BEGIN Information shown
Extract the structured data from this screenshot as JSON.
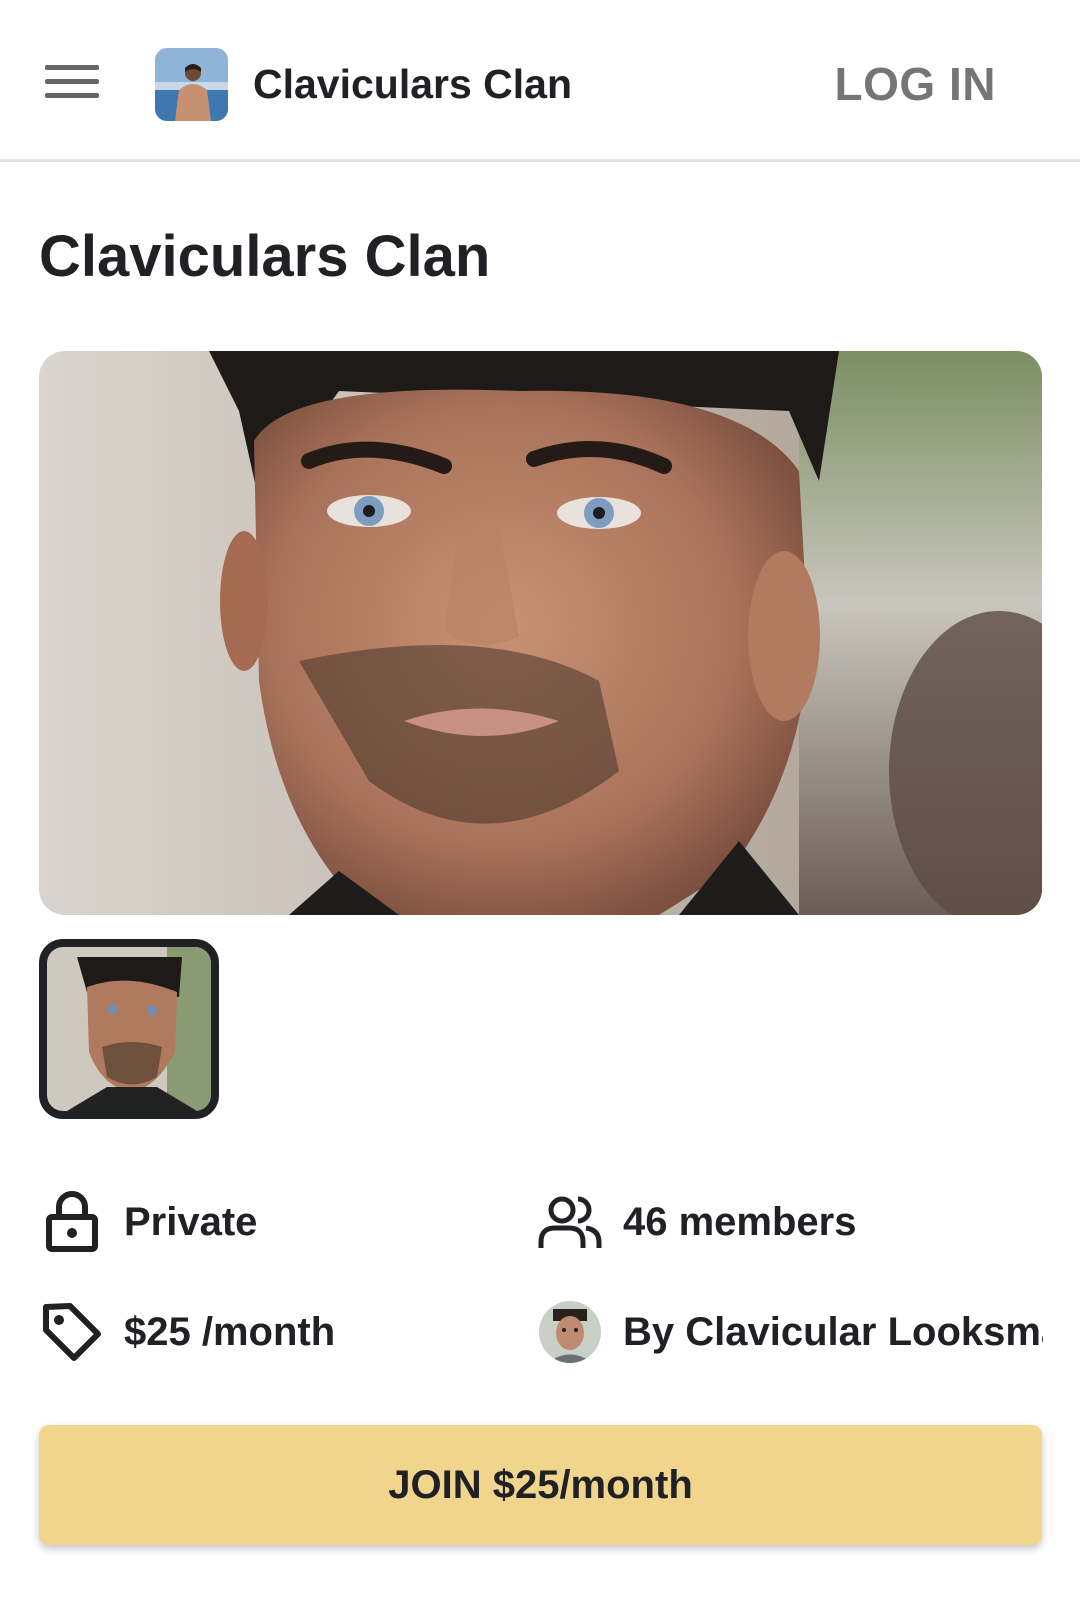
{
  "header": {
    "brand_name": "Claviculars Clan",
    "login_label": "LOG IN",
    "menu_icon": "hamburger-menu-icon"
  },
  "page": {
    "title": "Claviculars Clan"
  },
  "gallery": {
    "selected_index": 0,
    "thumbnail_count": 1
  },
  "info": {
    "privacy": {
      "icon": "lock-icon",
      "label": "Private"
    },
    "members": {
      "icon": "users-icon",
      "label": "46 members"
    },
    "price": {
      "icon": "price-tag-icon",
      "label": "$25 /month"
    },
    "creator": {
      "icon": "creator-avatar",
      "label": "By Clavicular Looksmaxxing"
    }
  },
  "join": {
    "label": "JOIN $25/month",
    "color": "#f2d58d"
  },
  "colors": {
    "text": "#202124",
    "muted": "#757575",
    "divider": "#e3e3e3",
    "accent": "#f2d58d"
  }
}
END Information shown
BEGIN Information shown
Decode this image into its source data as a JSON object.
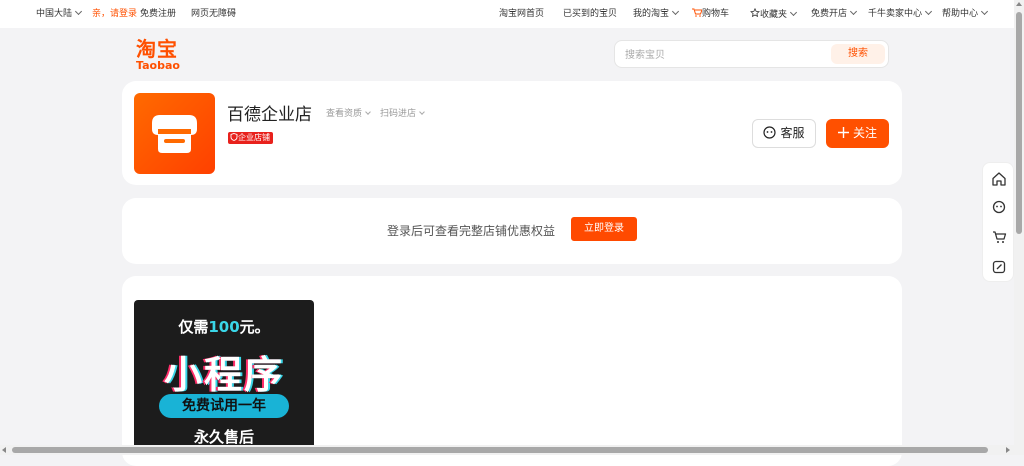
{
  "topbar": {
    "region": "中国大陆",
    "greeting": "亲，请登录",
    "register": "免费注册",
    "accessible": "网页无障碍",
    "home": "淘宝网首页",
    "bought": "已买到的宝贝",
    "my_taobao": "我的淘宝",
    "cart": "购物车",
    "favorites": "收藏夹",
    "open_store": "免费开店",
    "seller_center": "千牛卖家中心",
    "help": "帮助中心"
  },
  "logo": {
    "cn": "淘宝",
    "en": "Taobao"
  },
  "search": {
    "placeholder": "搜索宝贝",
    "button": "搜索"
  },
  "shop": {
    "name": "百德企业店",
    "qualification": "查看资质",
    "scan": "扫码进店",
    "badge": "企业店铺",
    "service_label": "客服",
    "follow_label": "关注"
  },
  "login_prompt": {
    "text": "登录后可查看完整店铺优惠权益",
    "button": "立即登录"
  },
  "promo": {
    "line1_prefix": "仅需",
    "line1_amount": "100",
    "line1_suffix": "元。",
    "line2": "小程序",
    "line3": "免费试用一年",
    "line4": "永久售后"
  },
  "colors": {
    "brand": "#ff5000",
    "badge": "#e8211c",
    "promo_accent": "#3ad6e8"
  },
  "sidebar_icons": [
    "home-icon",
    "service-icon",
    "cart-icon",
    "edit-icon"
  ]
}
END Information shown
BEGIN Information shown
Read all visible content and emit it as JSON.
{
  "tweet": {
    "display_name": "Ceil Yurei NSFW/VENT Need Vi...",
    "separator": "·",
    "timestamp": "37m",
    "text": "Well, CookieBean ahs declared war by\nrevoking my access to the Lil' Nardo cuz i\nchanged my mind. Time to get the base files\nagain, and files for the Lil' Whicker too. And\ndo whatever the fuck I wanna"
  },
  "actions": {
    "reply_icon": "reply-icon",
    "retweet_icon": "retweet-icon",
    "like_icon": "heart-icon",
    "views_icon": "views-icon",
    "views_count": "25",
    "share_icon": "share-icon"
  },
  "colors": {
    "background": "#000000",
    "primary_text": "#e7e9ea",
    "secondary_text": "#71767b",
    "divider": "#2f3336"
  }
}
END Information shown
- **Problem statement**
Pull every line containing the word "Clan" out of the entries above.

- **Finished answer**
    "brand_name": "Claviculars Clan",
    "title": "Claviculars Clan"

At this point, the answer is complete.